# [Given instruction]
Can you output every one of the entries below verbatim, line for line, without changing anything?

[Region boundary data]
_ _ _ _
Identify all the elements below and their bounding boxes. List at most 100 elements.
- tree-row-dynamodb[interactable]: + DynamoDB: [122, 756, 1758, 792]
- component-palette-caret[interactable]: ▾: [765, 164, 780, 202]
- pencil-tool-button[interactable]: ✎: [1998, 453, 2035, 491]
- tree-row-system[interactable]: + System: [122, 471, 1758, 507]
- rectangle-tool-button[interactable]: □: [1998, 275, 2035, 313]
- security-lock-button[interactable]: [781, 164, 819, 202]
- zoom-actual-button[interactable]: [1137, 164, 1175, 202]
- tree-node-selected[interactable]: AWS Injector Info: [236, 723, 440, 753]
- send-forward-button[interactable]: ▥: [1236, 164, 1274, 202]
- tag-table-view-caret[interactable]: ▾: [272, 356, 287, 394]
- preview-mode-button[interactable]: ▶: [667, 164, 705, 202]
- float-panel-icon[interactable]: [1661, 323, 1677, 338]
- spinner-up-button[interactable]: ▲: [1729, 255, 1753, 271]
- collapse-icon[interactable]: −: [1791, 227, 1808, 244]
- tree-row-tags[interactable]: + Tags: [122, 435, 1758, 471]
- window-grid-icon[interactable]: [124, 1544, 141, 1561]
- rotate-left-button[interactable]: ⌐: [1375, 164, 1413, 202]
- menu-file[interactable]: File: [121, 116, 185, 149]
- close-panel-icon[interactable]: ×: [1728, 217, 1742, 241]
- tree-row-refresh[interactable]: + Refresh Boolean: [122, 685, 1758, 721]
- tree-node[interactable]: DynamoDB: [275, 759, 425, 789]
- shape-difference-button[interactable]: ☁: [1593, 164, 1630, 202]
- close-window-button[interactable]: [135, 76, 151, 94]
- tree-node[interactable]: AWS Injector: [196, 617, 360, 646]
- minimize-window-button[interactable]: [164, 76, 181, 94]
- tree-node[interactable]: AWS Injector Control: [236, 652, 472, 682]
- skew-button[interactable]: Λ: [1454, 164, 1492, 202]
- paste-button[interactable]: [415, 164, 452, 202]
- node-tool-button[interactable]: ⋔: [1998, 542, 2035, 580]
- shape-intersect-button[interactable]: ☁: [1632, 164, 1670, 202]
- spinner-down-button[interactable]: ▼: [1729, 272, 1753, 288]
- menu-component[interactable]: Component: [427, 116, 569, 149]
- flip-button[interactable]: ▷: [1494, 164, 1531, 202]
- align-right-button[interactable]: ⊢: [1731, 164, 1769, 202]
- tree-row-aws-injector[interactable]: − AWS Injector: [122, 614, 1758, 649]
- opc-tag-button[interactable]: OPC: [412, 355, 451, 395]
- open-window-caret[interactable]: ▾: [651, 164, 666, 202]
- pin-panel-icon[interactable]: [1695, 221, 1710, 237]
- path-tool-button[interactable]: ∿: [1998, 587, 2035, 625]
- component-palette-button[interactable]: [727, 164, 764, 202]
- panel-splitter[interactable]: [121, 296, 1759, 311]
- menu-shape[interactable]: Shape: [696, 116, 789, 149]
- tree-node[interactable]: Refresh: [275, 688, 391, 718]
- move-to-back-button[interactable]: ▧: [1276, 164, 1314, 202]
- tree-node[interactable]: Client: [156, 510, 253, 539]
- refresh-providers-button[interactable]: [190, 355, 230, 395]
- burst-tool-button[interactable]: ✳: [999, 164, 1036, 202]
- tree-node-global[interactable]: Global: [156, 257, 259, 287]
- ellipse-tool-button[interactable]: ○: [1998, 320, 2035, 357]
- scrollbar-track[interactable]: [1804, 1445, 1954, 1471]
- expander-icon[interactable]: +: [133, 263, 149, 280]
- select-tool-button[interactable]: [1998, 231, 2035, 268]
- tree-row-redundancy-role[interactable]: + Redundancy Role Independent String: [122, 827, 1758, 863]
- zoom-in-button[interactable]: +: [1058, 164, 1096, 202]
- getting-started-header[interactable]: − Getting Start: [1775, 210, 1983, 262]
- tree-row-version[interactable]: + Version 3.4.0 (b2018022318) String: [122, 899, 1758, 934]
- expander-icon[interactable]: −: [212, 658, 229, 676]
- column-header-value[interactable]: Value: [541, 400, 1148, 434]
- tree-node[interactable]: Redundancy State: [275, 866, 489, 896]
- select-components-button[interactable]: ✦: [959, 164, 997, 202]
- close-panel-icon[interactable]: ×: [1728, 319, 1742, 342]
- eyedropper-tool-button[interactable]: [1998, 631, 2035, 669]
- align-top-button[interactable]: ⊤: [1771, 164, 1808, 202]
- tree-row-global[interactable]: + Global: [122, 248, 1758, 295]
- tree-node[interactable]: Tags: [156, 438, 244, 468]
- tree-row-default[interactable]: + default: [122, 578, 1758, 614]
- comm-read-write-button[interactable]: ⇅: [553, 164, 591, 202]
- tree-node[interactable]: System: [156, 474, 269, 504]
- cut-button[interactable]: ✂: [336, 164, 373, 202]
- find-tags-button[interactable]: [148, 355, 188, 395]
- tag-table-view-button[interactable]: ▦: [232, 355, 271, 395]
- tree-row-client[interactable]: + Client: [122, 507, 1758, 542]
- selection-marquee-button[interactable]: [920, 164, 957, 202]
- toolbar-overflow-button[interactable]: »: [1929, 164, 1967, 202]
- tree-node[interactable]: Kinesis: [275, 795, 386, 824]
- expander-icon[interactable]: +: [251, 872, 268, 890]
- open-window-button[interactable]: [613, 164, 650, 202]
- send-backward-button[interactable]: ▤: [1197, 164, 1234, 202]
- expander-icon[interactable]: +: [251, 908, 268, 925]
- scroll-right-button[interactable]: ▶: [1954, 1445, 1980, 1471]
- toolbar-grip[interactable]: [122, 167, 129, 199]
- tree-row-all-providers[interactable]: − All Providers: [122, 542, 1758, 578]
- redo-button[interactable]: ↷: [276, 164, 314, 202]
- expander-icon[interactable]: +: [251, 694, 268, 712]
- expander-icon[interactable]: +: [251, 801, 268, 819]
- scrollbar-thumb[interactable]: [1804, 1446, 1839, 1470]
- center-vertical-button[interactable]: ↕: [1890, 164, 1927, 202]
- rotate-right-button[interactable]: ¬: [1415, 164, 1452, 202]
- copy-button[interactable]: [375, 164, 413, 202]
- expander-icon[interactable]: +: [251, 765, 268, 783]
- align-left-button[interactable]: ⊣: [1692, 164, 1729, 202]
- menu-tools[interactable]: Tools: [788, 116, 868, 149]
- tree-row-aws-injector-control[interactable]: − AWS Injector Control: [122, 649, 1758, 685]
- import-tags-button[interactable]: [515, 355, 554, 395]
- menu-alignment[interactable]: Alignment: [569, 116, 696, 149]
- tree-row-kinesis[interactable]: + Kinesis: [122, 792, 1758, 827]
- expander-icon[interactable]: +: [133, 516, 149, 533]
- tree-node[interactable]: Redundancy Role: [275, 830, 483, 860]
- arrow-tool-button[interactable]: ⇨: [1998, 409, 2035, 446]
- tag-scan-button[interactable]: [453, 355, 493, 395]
_ _ _ _
# [Solution]
Identify all the elements below and their bounding boxes. List at most 100 elements.
- tree-row-dynamodb[interactable]: + DynamoDB: [122, 756, 1758, 792]
- component-palette-caret[interactable]: ▾: [765, 164, 780, 202]
- pencil-tool-button[interactable]: ✎: [1998, 453, 2035, 491]
- tree-row-system[interactable]: + System: [122, 471, 1758, 507]
- rectangle-tool-button[interactable]: □: [1998, 275, 2035, 313]
- security-lock-button[interactable]: [781, 164, 819, 202]
- zoom-actual-button[interactable]: [1137, 164, 1175, 202]
- tree-node-selected[interactable]: AWS Injector Info: [236, 723, 440, 753]
- send-forward-button[interactable]: ▥: [1236, 164, 1274, 202]
- tag-table-view-caret[interactable]: ▾: [272, 356, 287, 394]
- preview-mode-button[interactable]: ▶: [667, 164, 705, 202]
- float-panel-icon[interactable]: [1661, 323, 1677, 338]
- spinner-up-button[interactable]: ▲: [1729, 255, 1753, 271]
- collapse-icon[interactable]: −: [1791, 227, 1808, 244]
- tree-row-tags[interactable]: + Tags: [122, 435, 1758, 471]
- window-grid-icon[interactable]: [124, 1544, 141, 1561]
- rotate-left-button[interactable]: ⌐: [1375, 164, 1413, 202]
- menu-file[interactable]: File: [121, 116, 185, 149]
- close-panel-icon[interactable]: ×: [1728, 217, 1742, 241]
- tree-row-refresh[interactable]: + Refresh Boolean: [122, 685, 1758, 721]
- tree-node[interactable]: DynamoDB: [275, 759, 425, 789]
- shape-difference-button[interactable]: ☁: [1593, 164, 1630, 202]
- close-window-button[interactable]: [135, 76, 151, 94]
- tree-node[interactable]: AWS Injector: [196, 617, 360, 646]
- minimize-window-button[interactable]: [164, 76, 181, 94]
- tree-node[interactable]: AWS Injector Control: [236, 652, 472, 682]
- skew-button[interactable]: Λ: [1454, 164, 1492, 202]
- paste-button[interactable]: [415, 164, 452, 202]
- node-tool-button[interactable]: ⋔: [1998, 542, 2035, 580]
- shape-intersect-button[interactable]: ☁: [1632, 164, 1670, 202]
- spinner-down-button[interactable]: ▼: [1729, 272, 1753, 288]
- menu-component[interactable]: Component: [427, 116, 569, 149]
- flip-button[interactable]: ▷: [1494, 164, 1531, 202]
- align-right-button[interactable]: ⊢: [1731, 164, 1769, 202]
- tree-row-aws-injector[interactable]: − AWS Injector: [122, 614, 1758, 649]
- opc-tag-button[interactable]: OPC: [412, 355, 451, 395]
- open-window-caret[interactable]: ▾: [651, 164, 666, 202]
- pin-panel-icon[interactable]: [1695, 221, 1710, 237]
- path-tool-button[interactable]: ∿: [1998, 587, 2035, 625]
- component-palette-button[interactable]: [727, 164, 764, 202]
- panel-splitter[interactable]: [121, 296, 1759, 311]
- menu-shape[interactable]: Shape: [696, 116, 789, 149]
- tree-node[interactable]: Refresh: [275, 688, 391, 718]
- move-to-back-button[interactable]: ▧: [1276, 164, 1314, 202]
- tree-node[interactable]: Client: [156, 510, 253, 539]
- refresh-providers-button[interactable]: [190, 355, 230, 395]
- burst-tool-button[interactable]: ✳: [999, 164, 1036, 202]
- tree-node-global[interactable]: Global: [156, 257, 259, 287]
- ellipse-tool-button[interactable]: ○: [1998, 320, 2035, 357]
- scrollbar-track[interactable]: [1804, 1445, 1954, 1471]
- expander-icon[interactable]: +: [133, 263, 149, 280]
- select-tool-button[interactable]: [1998, 231, 2035, 268]
- tree-row-redundancy-role[interactable]: + Redundancy Role Independent String: [122, 827, 1758, 863]
- zoom-in-button[interactable]: +: [1058, 164, 1096, 202]
- getting-started-header[interactable]: − Getting Start: [1775, 210, 1983, 262]
- tree-row-version[interactable]: + Version 3.4.0 (b2018022318) String: [122, 899, 1758, 934]
- expander-icon[interactable]: −: [212, 658, 229, 676]
- column-header-value[interactable]: Value: [541, 400, 1148, 434]
- tree-node[interactable]: Redundancy State: [275, 866, 489, 896]
- select-components-button[interactable]: ✦: [959, 164, 997, 202]
- close-panel-icon[interactable]: ×: [1728, 319, 1742, 342]
- eyedropper-tool-button[interactable]: [1998, 631, 2035, 669]
- align-top-button[interactable]: ⊤: [1771, 164, 1808, 202]
- tree-row-global[interactable]: + Global: [122, 248, 1758, 295]
- tree-node[interactable]: Tags: [156, 438, 244, 468]
- tree-row-default[interactable]: + default: [122, 578, 1758, 614]
- comm-read-write-button[interactable]: ⇅: [553, 164, 591, 202]
- tree-node[interactable]: System: [156, 474, 269, 504]
- cut-button[interactable]: ✂: [336, 164, 373, 202]
- find-tags-button[interactable]: [148, 355, 188, 395]
- tag-table-view-button[interactable]: ▦: [232, 355, 271, 395]
- tree-row-client[interactable]: + Client: [122, 507, 1758, 542]
- selection-marquee-button[interactable]: [920, 164, 957, 202]
- toolbar-overflow-button[interactable]: »: [1929, 164, 1967, 202]
- tree-node[interactable]: Kinesis: [275, 795, 386, 824]
- expander-icon[interactable]: +: [251, 872, 268, 890]
- open-window-button[interactable]: [613, 164, 650, 202]
- send-backward-button[interactable]: ▤: [1197, 164, 1234, 202]
- expander-icon[interactable]: +: [251, 908, 268, 925]
- scroll-right-button[interactable]: ▶: [1954, 1445, 1980, 1471]
- toolbar-grip[interactable]: [122, 167, 129, 199]
- tree-row-all-providers[interactable]: − All Providers: [122, 542, 1758, 578]
- redo-button[interactable]: ↷: [276, 164, 314, 202]
- expander-icon[interactable]: +: [251, 694, 268, 712]
- expander-icon[interactable]: +: [251, 801, 268, 819]
- scrollbar-thumb[interactable]: [1804, 1446, 1839, 1470]
- center-vertical-button[interactable]: ↕: [1890, 164, 1927, 202]
- rotate-right-button[interactable]: ¬: [1415, 164, 1452, 202]
- copy-button[interactable]: [375, 164, 413, 202]
- expander-icon[interactable]: +: [251, 765, 268, 783]
- align-left-button[interactable]: ⊣: [1692, 164, 1729, 202]
- menu-tools[interactable]: Tools: [788, 116, 868, 149]
- tree-row-aws-injector-control[interactable]: − AWS Injector Control: [122, 649, 1758, 685]
- import-tags-button[interactable]: [515, 355, 554, 395]
- menu-alignment[interactable]: Alignment: [569, 116, 696, 149]
- tree-row-kinesis[interactable]: + Kinesis: [122, 792, 1758, 827]
- expander-icon[interactable]: +: [133, 516, 149, 533]
- tree-node[interactable]: Redundancy Role: [275, 830, 483, 860]
- arrow-tool-button[interactable]: ⇨: [1998, 409, 2035, 446]
- tag-scan-button[interactable]: [453, 355, 493, 395]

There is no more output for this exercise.